Objective: Each record that follows should be repeated exactly, minus any images.

Dataset rows:
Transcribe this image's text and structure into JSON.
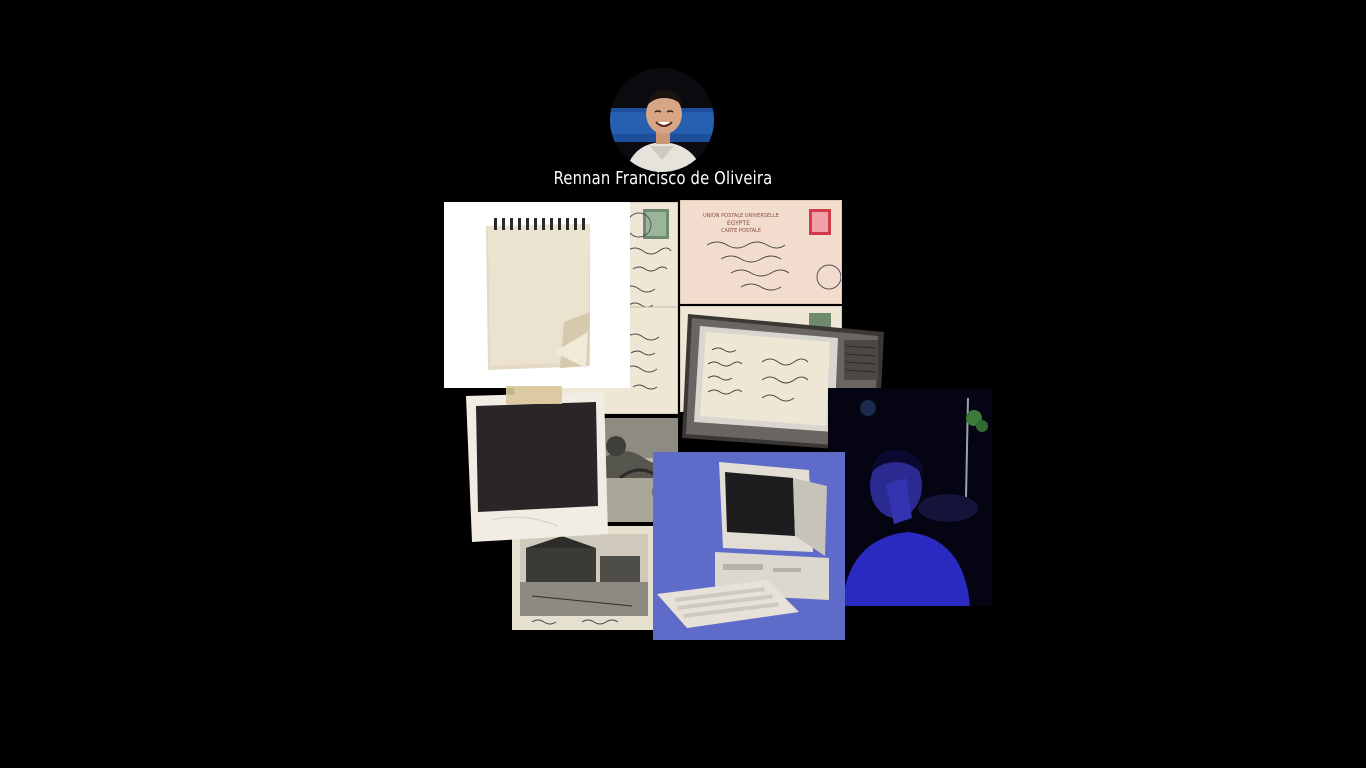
{
  "profile": {
    "name": "Rennan Francisco de Oliveira",
    "avatar_icon": "profile-photo-icon"
  },
  "colors": {
    "background": "#000000",
    "title_text": "#ffffff",
    "computer_backdrop": "#5f6bc8",
    "person_backdrop": "#050514",
    "paper": "#efe7d6"
  },
  "collage": {
    "items": [
      {
        "name": "vintage-postcard-left",
        "icon": "postcard-icon"
      },
      {
        "name": "vintage-postcard-egypt",
        "icon": "postcard-icon",
        "printed_text": [
          "UNION POSTALE UNIVERSELLE",
          "EGYPTE",
          "CARTE POSTALE"
        ]
      },
      {
        "name": "vintage-postcard-handwritten",
        "icon": "postcard-icon"
      },
      {
        "name": "blank-notepad",
        "icon": "notepad-icon"
      },
      {
        "name": "blank-polaroid",
        "icon": "polaroid-icon"
      },
      {
        "name": "sepia-photo-bridge",
        "icon": "photo-icon"
      },
      {
        "name": "sepia-photo-harbor",
        "icon": "photo-icon"
      },
      {
        "name": "retro-television",
        "icon": "television-icon"
      },
      {
        "name": "retro-computer",
        "icon": "computer-icon"
      },
      {
        "name": "person-night-photo",
        "icon": "photo-icon"
      }
    ]
  }
}
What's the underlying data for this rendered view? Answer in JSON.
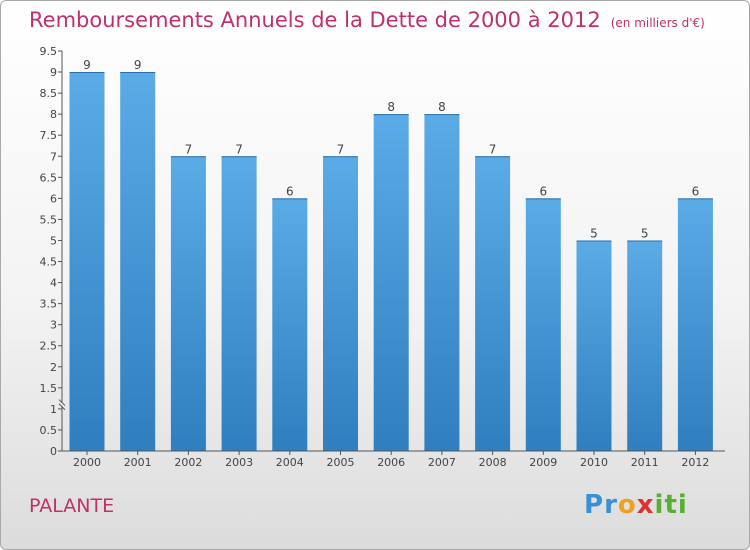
{
  "title": "Remboursements Annuels de la Dette de 2000 à 2012",
  "unit_note": "(en milliers d'€)",
  "commune": "PALANTE",
  "logo": {
    "text": "Proxiti",
    "letters": [
      "P",
      "r",
      "o",
      "x",
      "i",
      "t",
      "i"
    ],
    "colors": [
      "#3a8fd6",
      "#3a8fd6",
      "#f0a020",
      "#e03030",
      "#58b030",
      "#58b030",
      "#58b030"
    ]
  },
  "colors": {
    "accent": "#c0306b",
    "bar_light": "#5aabe6",
    "bar_dark": "#2f7fc0"
  },
  "chart_data": {
    "type": "bar",
    "categories": [
      "2000",
      "2001",
      "2002",
      "2003",
      "2004",
      "2005",
      "2006",
      "2007",
      "2008",
      "2009",
      "2010",
      "2011",
      "2012"
    ],
    "values": [
      9,
      9,
      7,
      7,
      6,
      7,
      8,
      8,
      7,
      6,
      5,
      5,
      6
    ],
    "data_labels": [
      "9",
      "9",
      "7",
      "7",
      "6",
      "7",
      "8",
      "8",
      "7",
      "6",
      "5",
      "5",
      "6"
    ],
    "title": "Remboursements Annuels de la Dette de 2000 à 2012",
    "xlabel": "",
    "ylabel": "",
    "ylim": [
      0,
      9.5
    ],
    "yticks": [
      "0",
      "0.5",
      "1",
      "1.5",
      "2",
      "2.5",
      "3",
      "3.5",
      "4",
      "4.5",
      "5",
      "5.5",
      "6",
      "6.5",
      "7",
      "7.5",
      "8",
      "8.5",
      "9",
      "9.5"
    ],
    "grid": false,
    "axis_break": true
  }
}
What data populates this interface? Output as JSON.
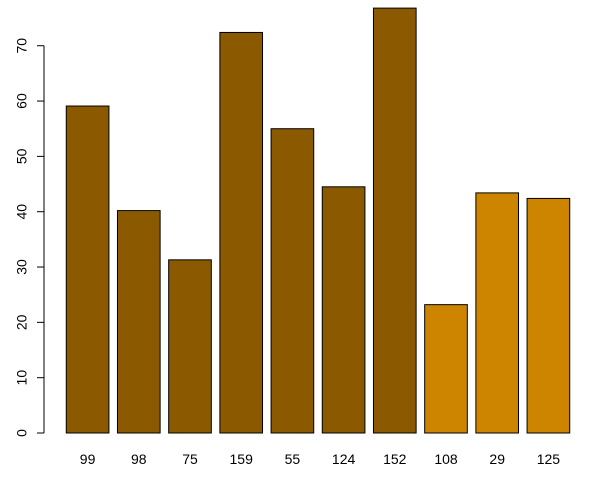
{
  "chart_data": {
    "type": "bar",
    "title": "",
    "xlabel": "",
    "ylabel": "",
    "categories": [
      "99",
      "98",
      "75",
      "159",
      "55",
      "124",
      "152",
      "108",
      "29",
      "125"
    ],
    "values": [
      59.1,
      40.2,
      31.3,
      72.4,
      55.0,
      44.5,
      76.8,
      23.2,
      43.4,
      42.4
    ],
    "groups": [
      "a",
      "a",
      "a",
      "a",
      "a",
      "a",
      "a",
      "b",
      "b",
      "b"
    ],
    "colors": {
      "a": "#8B5A00",
      "b": "#CD8500"
    },
    "ylim": [
      0,
      77
    ],
    "yticks": [
      0,
      10,
      20,
      30,
      40,
      50,
      60,
      70
    ],
    "grid": false,
    "legend": "none"
  }
}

Right answer:
Transcribe this image's text and structure into JSON.
{
  "profile": {
    "name": "Rennan Francisco de Oliveira",
    "avatar_icon": "profile-photo-icon"
  },
  "colors": {
    "background": "#000000",
    "title_text": "#ffffff",
    "computer_backdrop": "#5f6bc8",
    "person_backdrop": "#050514",
    "paper": "#efe7d6"
  },
  "collage": {
    "items": [
      {
        "name": "vintage-postcard-left",
        "icon": "postcard-icon"
      },
      {
        "name": "vintage-postcard-egypt",
        "icon": "postcard-icon",
        "printed_text": [
          "UNION POSTALE UNIVERSELLE",
          "EGYPTE",
          "CARTE POSTALE"
        ]
      },
      {
        "name": "vintage-postcard-handwritten",
        "icon": "postcard-icon"
      },
      {
        "name": "blank-notepad",
        "icon": "notepad-icon"
      },
      {
        "name": "blank-polaroid",
        "icon": "polaroid-icon"
      },
      {
        "name": "sepia-photo-bridge",
        "icon": "photo-icon"
      },
      {
        "name": "sepia-photo-harbor",
        "icon": "photo-icon"
      },
      {
        "name": "retro-television",
        "icon": "television-icon"
      },
      {
        "name": "retro-computer",
        "icon": "computer-icon"
      },
      {
        "name": "person-night-photo",
        "icon": "photo-icon"
      }
    ]
  }
}
What's the underlying data for this rendered view? Answer in JSON.
{
  "title": "Remboursements Annuels de la Dette de 2000 à 2012",
  "unit_note": "(en milliers d'€)",
  "commune": "PALANTE",
  "logo": {
    "text": "Proxiti",
    "letters": [
      "P",
      "r",
      "o",
      "x",
      "i",
      "t",
      "i"
    ],
    "colors": [
      "#3a8fd6",
      "#3a8fd6",
      "#f0a020",
      "#e03030",
      "#58b030",
      "#58b030",
      "#58b030"
    ]
  },
  "colors": {
    "accent": "#c0306b",
    "bar_light": "#5aabe6",
    "bar_dark": "#2f7fc0"
  },
  "chart_data": {
    "type": "bar",
    "categories": [
      "2000",
      "2001",
      "2002",
      "2003",
      "2004",
      "2005",
      "2006",
      "2007",
      "2008",
      "2009",
      "2010",
      "2011",
      "2012"
    ],
    "values": [
      9,
      9,
      7,
      7,
      6,
      7,
      8,
      8,
      7,
      6,
      5,
      5,
      6
    ],
    "data_labels": [
      "9",
      "9",
      "7",
      "7",
      "6",
      "7",
      "8",
      "8",
      "7",
      "6",
      "5",
      "5",
      "6"
    ],
    "title": "Remboursements Annuels de la Dette de 2000 à 2012",
    "xlabel": "",
    "ylabel": "",
    "ylim": [
      0,
      9.5
    ],
    "yticks": [
      "0",
      "0.5",
      "1",
      "1.5",
      "2",
      "2.5",
      "3",
      "3.5",
      "4",
      "4.5",
      "5",
      "5.5",
      "6",
      "6.5",
      "7",
      "7.5",
      "8",
      "8.5",
      "9",
      "9.5"
    ],
    "grid": false,
    "axis_break": true
  }
}
What data populates this interface? Output as JSON.
{
  "chart_data": {
    "type": "bar",
    "title": "",
    "xlabel": "",
    "ylabel": "",
    "categories": [
      "99",
      "98",
      "75",
      "159",
      "55",
      "124",
      "152",
      "108",
      "29",
      "125"
    ],
    "values": [
      59.1,
      40.2,
      31.3,
      72.4,
      55.0,
      44.5,
      76.8,
      23.2,
      43.4,
      42.4
    ],
    "groups": [
      "a",
      "a",
      "a",
      "a",
      "a",
      "a",
      "a",
      "b",
      "b",
      "b"
    ],
    "colors": {
      "a": "#8B5A00",
      "b": "#CD8500"
    },
    "ylim": [
      0,
      77
    ],
    "yticks": [
      0,
      10,
      20,
      30,
      40,
      50,
      60,
      70
    ],
    "grid": false,
    "legend": "none"
  }
}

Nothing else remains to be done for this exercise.